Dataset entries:
──────────────────────────────
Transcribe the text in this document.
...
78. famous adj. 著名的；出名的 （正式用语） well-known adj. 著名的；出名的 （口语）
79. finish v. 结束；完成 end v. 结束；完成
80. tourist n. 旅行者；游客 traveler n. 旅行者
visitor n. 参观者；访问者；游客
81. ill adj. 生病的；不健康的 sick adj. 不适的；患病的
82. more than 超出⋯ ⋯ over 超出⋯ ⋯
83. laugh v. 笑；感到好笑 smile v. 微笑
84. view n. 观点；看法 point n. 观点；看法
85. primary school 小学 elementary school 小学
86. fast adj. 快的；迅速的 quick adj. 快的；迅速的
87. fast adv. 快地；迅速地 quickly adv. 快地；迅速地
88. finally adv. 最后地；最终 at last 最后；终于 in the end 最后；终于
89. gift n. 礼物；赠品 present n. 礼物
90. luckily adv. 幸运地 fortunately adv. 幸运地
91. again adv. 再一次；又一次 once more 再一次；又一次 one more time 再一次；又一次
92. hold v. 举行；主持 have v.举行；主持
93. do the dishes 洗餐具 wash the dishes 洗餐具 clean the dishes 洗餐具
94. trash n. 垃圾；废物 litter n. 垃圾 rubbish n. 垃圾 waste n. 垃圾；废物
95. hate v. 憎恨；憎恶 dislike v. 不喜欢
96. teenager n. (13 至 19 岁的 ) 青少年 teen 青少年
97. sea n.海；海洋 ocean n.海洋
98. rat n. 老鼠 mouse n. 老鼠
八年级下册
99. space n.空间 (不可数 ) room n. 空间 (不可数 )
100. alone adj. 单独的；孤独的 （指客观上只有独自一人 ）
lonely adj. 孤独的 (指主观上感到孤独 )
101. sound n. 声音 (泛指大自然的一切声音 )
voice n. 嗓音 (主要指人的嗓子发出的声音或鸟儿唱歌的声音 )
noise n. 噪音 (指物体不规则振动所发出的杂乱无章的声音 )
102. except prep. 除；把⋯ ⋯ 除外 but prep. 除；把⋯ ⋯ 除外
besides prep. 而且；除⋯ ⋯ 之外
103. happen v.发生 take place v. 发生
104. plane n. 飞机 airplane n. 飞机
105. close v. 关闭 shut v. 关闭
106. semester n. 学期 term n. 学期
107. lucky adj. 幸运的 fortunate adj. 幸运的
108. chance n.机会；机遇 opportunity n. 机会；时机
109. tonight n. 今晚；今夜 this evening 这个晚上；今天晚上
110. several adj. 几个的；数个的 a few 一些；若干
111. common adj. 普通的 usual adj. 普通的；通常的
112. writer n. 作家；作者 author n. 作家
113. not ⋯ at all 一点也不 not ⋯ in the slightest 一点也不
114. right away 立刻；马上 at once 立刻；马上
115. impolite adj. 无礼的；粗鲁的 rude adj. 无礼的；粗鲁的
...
──────────────────────────────
SET PROBLEM:
Reproduce every line above without error.

SOLUTION FOR THIS TASK:
Transcribe the text in this document.
...
78. famous adj. 著名的；出名的 （正式用语） well-known adj. 著名的；出名的 （口语）
79. finish v. 结束；完成 end v. 结束；完成
80. tourist n. 旅行者；游客 traveler n. 旅行者
visitor n. 参观者；访问者；游客
81. ill adj. 生病的；不健康的 sick adj. 不适的；患病的
82. more than 超出⋯ ⋯ over 超出⋯ ⋯
83. laugh v. 笑；感到好笑 smile v. 微笑
84. view n. 观点；看法 point n. 观点；看法
85. primary school 小学 elementary school 小学
86. fast adj. 快的；迅速的 quick adj. 快的；迅速的
87. fast adv. 快地；迅速地 quickly adv. 快地；迅速地
88. finally adv. 最后地；最终 at last 最后；终于 in the end 最后；终于
89. gift n. 礼物；赠品 present n. 礼物
90. luckily adv. 幸运地 fortunately adv. 幸运地
91. again adv. 再一次；又一次 once more 再一次；又一次 one more time 再一次；又一次
92. hold v. 举行；主持 have v.举行；主持
93. do the dishes 洗餐具 wash the dishes 洗餐具 clean the dishes 洗餐具
94. trash n. 垃圾；废物 litter n. 垃圾 rubbish n. 垃圾 waste n. 垃圾；废物
95. hate v. 憎恨；憎恶 dislike v. 不喜欢
96. teenager n. (13 至 19 岁的 ) 青少年 teen 青少年
97. sea n.海；海洋 ocean n.海洋
98. rat n. 老鼠 mouse n. 老鼠
八年级下册
99. space n.空间 (不可数 ) room n. 空间 (不可数 )
100. alone adj. 单独的；孤独的 （指客观上只有独自一人 ）
lonely adj. 孤独的 (指主观上感到孤独 )
101. sound n. 声音 (泛指大自然的一切声音 )
voice n. 嗓音 (主要指人的嗓子发出的声音或鸟儿唱歌的声音 )
noise n. 噪音 (指物体不规则振动所发出的杂乱无章的声音 )
102. except prep. 除；把⋯ ⋯ 除外 but prep. 除；把⋯ ⋯ 除外
besides prep. 而且；除⋯ ⋯ 之外
103. happen v.发生 take place v. 发生
104. plane n. 飞机 airplane n. 飞机
105. close v. 关闭 shut v. 关闭
106. semester n. 学期 term n. 学期
107. lucky adj. 幸运的 fortunate adj. 幸运的
108. chance n.机会；机遇 opportunity n. 机会；时机
109. tonight n. 今晚；今夜 this evening 这个晚上；今天晚上
110. several adj. 几个的；数个的 a few 一些；若干
111. common adj. 普通的 usual adj. 普通的；通常的
112. writer n. 作家；作者 author n. 作家
113. not ⋯ at all 一点也不 not ⋯ in the slightest 一点也不
114. right away 立刻；马上 at once 立刻；马上
115. impolite adj. 无礼的；粗鲁的 rude adj. 无礼的；粗鲁的
...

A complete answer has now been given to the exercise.